### Given exercise
Single out each line with the word "initials" and copy it.

— start of Record extracts —

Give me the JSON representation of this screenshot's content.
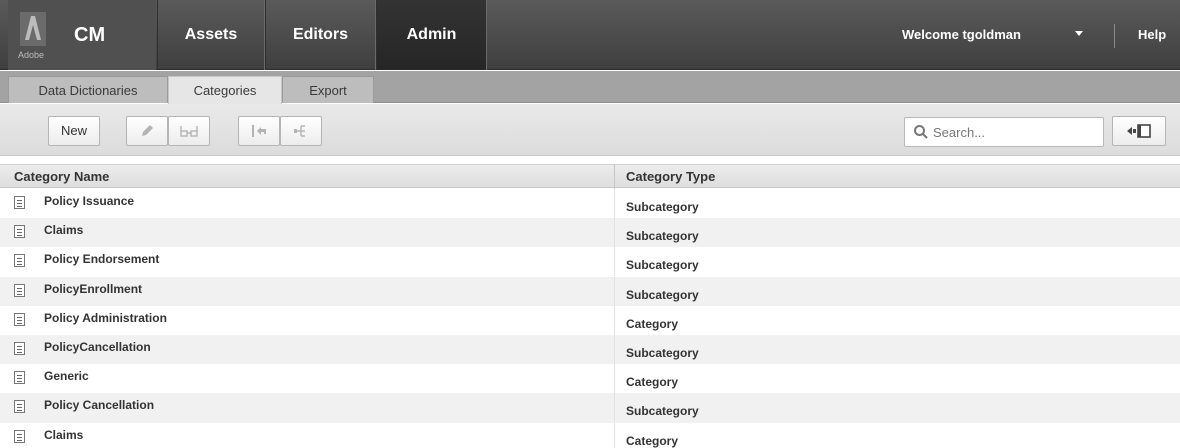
{
  "brand": {
    "logo_word": "Adobe",
    "app_name": "CM"
  },
  "nav": {
    "tabs": [
      {
        "label": "Assets"
      },
      {
        "label": "Editors"
      },
      {
        "label": "Admin"
      }
    ]
  },
  "user": {
    "welcome": "Welcome tgoldman",
    "help": "Help"
  },
  "subtabs": [
    {
      "label": "Data Dictionaries"
    },
    {
      "label": "Categories"
    },
    {
      "label": "Export"
    }
  ],
  "toolbar": {
    "new_label": "New",
    "icons": {
      "edit": "pencil-icon",
      "preview": "glasses-icon",
      "revert": "revert-icon",
      "hierarchy": "hierarchy-icon",
      "panel": "panel-toggle-icon"
    }
  },
  "search": {
    "placeholder": "Search..."
  },
  "table": {
    "columns": [
      "Category Name",
      "Category Type"
    ],
    "rows": [
      {
        "name": "Policy Issuance",
        "type": "Subcategory"
      },
      {
        "name": "Claims",
        "type": "Subcategory"
      },
      {
        "name": "Policy Endorsement",
        "type": "Subcategory"
      },
      {
        "name": "PolicyEnrollment",
        "type": "Subcategory"
      },
      {
        "name": "Policy Administration",
        "type": "Category"
      },
      {
        "name": "PolicyCancellation",
        "type": "Subcategory"
      },
      {
        "name": "Generic",
        "type": "Category"
      },
      {
        "name": "Policy Cancellation",
        "type": "Subcategory"
      },
      {
        "name": "Claims",
        "type": "Category"
      }
    ]
  },
  "colors": {
    "topbar": "#4a4a4a",
    "active_tab": "#2e2e2e",
    "subbar": "#a3a3a3",
    "row_alt": "#f1f1f1"
  }
}
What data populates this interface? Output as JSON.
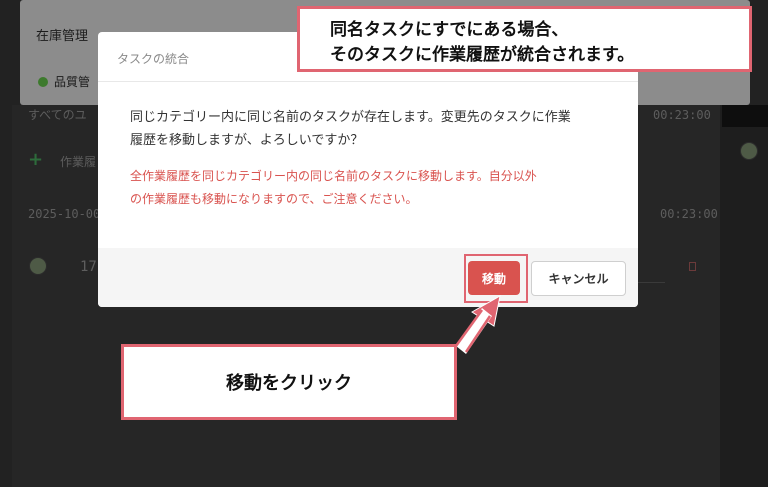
{
  "background": {
    "header_title": "在庫管理",
    "category_label": "品質管",
    "all_users_label": "すべてのユ",
    "total_time_top": "00:23:00",
    "add_work_label": "作業履",
    "date": "2025-10-00",
    "total_time_day": "00:23:00",
    "row_time": "17:"
  },
  "modal": {
    "title": "タスクの統合",
    "message_line1": "同じカテゴリー内に同じ名前のタスクが存在します。変更先のタスクに作業",
    "message_line2": "履歴を移動しますが、よろしいですか？",
    "warning_line1": "全作業履歴を同じカテゴリー内の同じ名前のタスクに移動します。自分以外",
    "warning_line2": "の作業履歴も移動になりますので、ご注意ください。",
    "move_button": "移動",
    "cancel_button": "キャンセル"
  },
  "annotations": {
    "top_line1": "同名タスクにすでにある場合、",
    "top_line2": "そのタスクに作業履歴が統合されます。",
    "bottom": "移動をクリック",
    "accent_color": "#e06571"
  },
  "colors": {
    "danger": "#d9534f",
    "overlay_dark": "#222222"
  }
}
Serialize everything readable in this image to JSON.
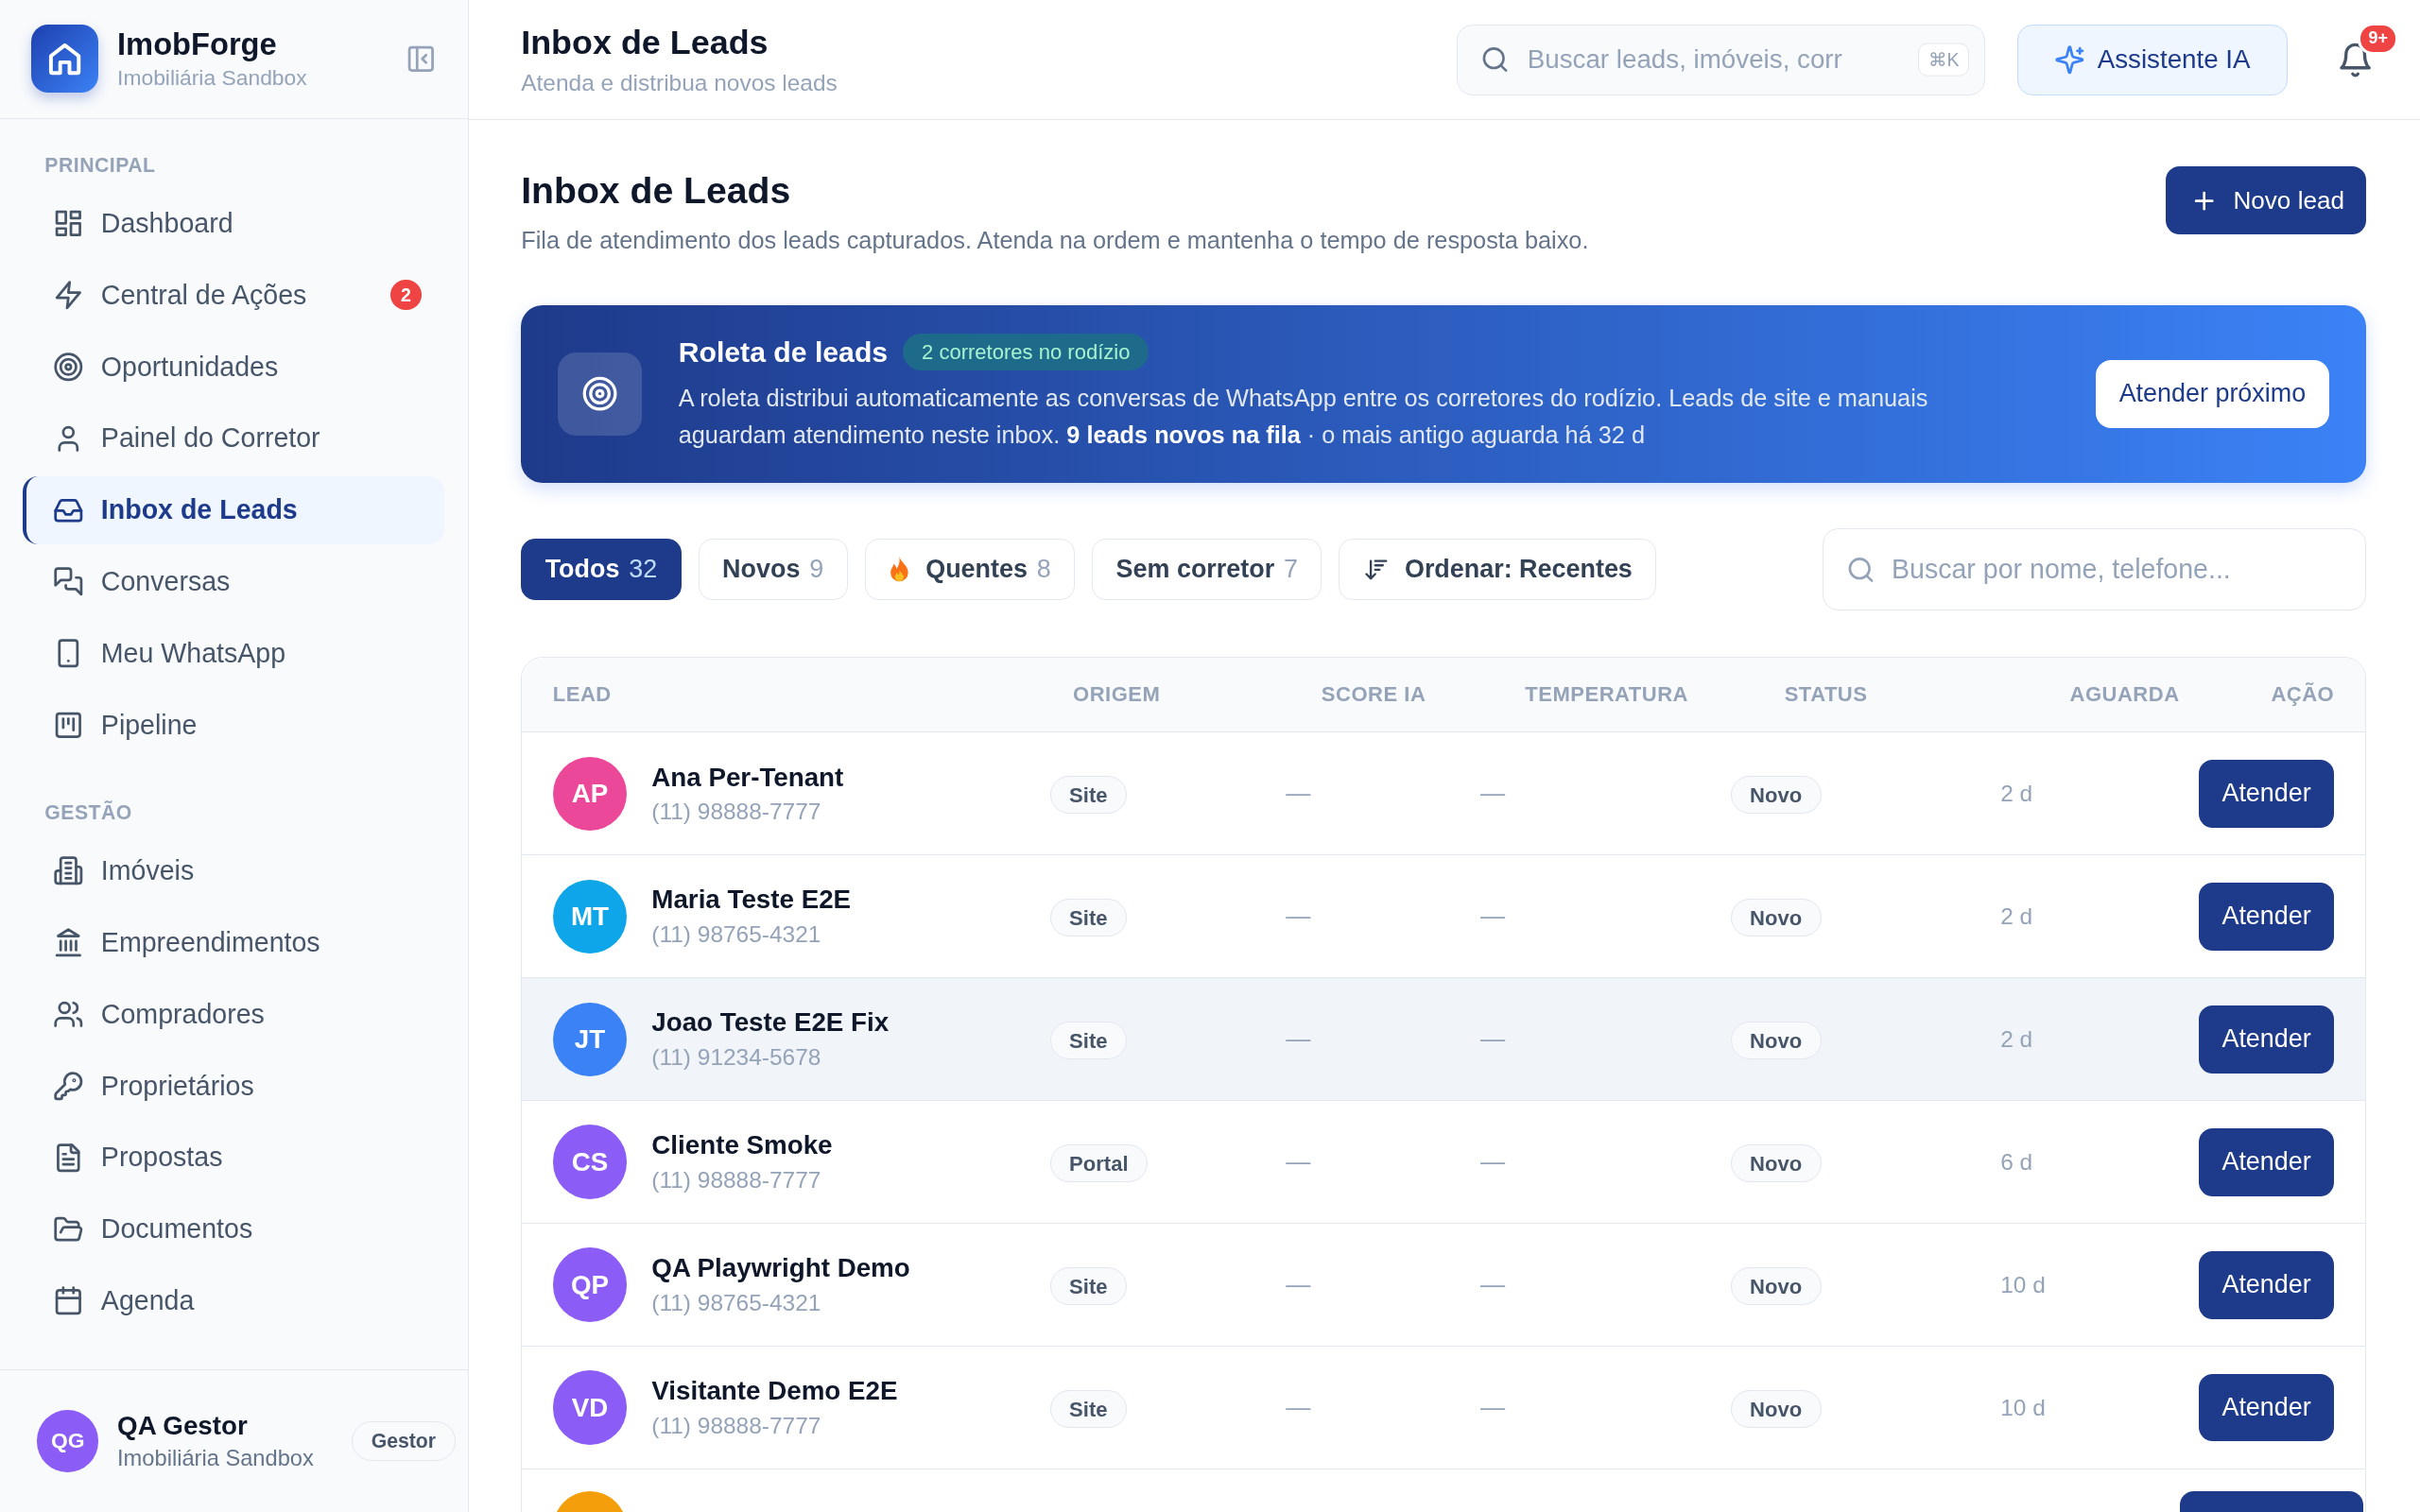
{
  "brand": {
    "name": "ImobForge",
    "subtitle": "Imobiliária Sandbox"
  },
  "sidebar": {
    "sections": [
      {
        "label": "PRINCIPAL",
        "items": [
          {
            "label": "Dashboard",
            "selected": false
          },
          {
            "label": "Central de Ações",
            "selected": false,
            "badge": "2"
          },
          {
            "label": "Oportunidades",
            "selected": false
          },
          {
            "label": "Painel do Corretor",
            "selected": false
          },
          {
            "label": "Inbox de Leads",
            "selected": true
          },
          {
            "label": "Conversas",
            "selected": false
          },
          {
            "label": "Meu WhatsApp",
            "selected": false
          },
          {
            "label": "Pipeline",
            "selected": false
          }
        ]
      },
      {
        "label": "GESTÃO",
        "items": [
          {
            "label": "Imóveis",
            "selected": false
          },
          {
            "label": "Empreendimentos",
            "selected": false
          },
          {
            "label": "Compradores",
            "selected": false
          },
          {
            "label": "Proprietários",
            "selected": false
          },
          {
            "label": "Propostas",
            "selected": false
          },
          {
            "label": "Documentos",
            "selected": false
          },
          {
            "label": "Agenda",
            "selected": false
          }
        ]
      }
    ],
    "user": {
      "initials": "QG",
      "name": "QA Gestor",
      "org": "Imobiliária Sandbox",
      "role": "Gestor"
    }
  },
  "header": {
    "title": "Inbox de Leads",
    "subtitle": "Atenda e distribua novos leads",
    "search": {
      "placeholder": "Buscar leads, imóveis, corr",
      "shortcut": "⌘K"
    },
    "assistant_button": "Assistente IA",
    "notifications_badge": "9+"
  },
  "page": {
    "title": "Inbox de Leads",
    "description": "Fila de atendimento dos leads capturados. Atenda na ordem e mantenha o tempo de resposta baixo.",
    "new_button": "Novo lead"
  },
  "banner": {
    "title": "Roleta de leads",
    "pill": "2 corretores no rodízio",
    "text": "A roleta distribui automaticamente as conversas de WhatsApp entre os corretores do rodízio. Leads de site e manuais aguardam atendimento neste inbox. **9 leads novos na fila** · o mais antigo aguarda há 32 d",
    "button": "Atender próximo"
  },
  "filters": [
    {
      "kind": "filter",
      "label": "Todos",
      "count": "32",
      "selected": true
    },
    {
      "kind": "filter",
      "label": "Novos",
      "count": "9",
      "selected": false
    },
    {
      "kind": "hot",
      "label": "Quentes",
      "count": "8",
      "selected": false
    },
    {
      "kind": "filter",
      "label": "Sem corretor",
      "count": "7",
      "selected": false
    },
    {
      "kind": "sort",
      "label": "Ordenar: Recentes",
      "selected": false
    }
  ],
  "list_search": {
    "placeholder": "Buscar por nome, telefone..."
  },
  "table": {
    "columns": [
      "LEAD",
      "ORIGEM",
      "SCORE IA",
      "TEMPERATURA",
      "STATUS",
      "AGUARDA",
      "AÇÃO"
    ],
    "rows": [
      {
        "initials": "AP",
        "color": "#ec4899",
        "name": "Ana Per-Tenant",
        "phone": "(11) 98888-7777",
        "origin": "Site",
        "score": "—",
        "temperature": "—",
        "status": "Novo",
        "waiting": "2 d",
        "action": "Atender",
        "hovered": false
      },
      {
        "initials": "MT",
        "color": "#0ea5e9",
        "name": "Maria Teste E2E",
        "phone": "(11) 98765-4321",
        "origin": "Site",
        "score": "—",
        "temperature": "—",
        "status": "Novo",
        "waiting": "2 d",
        "action": "Atender",
        "hovered": false
      },
      {
        "initials": "JT",
        "color": "#3b82f6",
        "name": "Joao Teste E2E Fix",
        "phone": "(11) 91234-5678",
        "origin": "Site",
        "score": "—",
        "temperature": "—",
        "status": "Novo",
        "waiting": "2 d",
        "action": "Atender",
        "hovered": true
      },
      {
        "initials": "CS",
        "color": "#8b5cf6",
        "name": "Cliente Smoke",
        "phone": "(11) 98888-7777",
        "origin": "Portal",
        "score": "—",
        "temperature": "—",
        "status": "Novo",
        "waiting": "6 d",
        "action": "Atender",
        "hovered": false
      },
      {
        "initials": "QP",
        "color": "#8b5cf6",
        "name": "QA Playwright Demo",
        "phone": "(11) 98765-4321",
        "origin": "Site",
        "score": "—",
        "temperature": "—",
        "status": "Novo",
        "waiting": "10 d",
        "action": "Atender",
        "hovered": false
      },
      {
        "initials": "VD",
        "color": "#8b5cf6",
        "name": "Visitante Demo E2E",
        "phone": "(11) 98888-7777",
        "origin": "Site",
        "score": "—",
        "temperature": "—",
        "status": "Novo",
        "waiting": "10 d",
        "action": "Atender",
        "hovered": false
      }
    ],
    "partial_row": {
      "color": "#f59e0b"
    }
  }
}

— end of Record extracts —

### Exercise solution
      "initials": "QG",
        "initials": "AP",
        "initials": "MT",
        "initials": "JT",
        "initials": "CS",
        "initials": "QP",
        "initials": "VD",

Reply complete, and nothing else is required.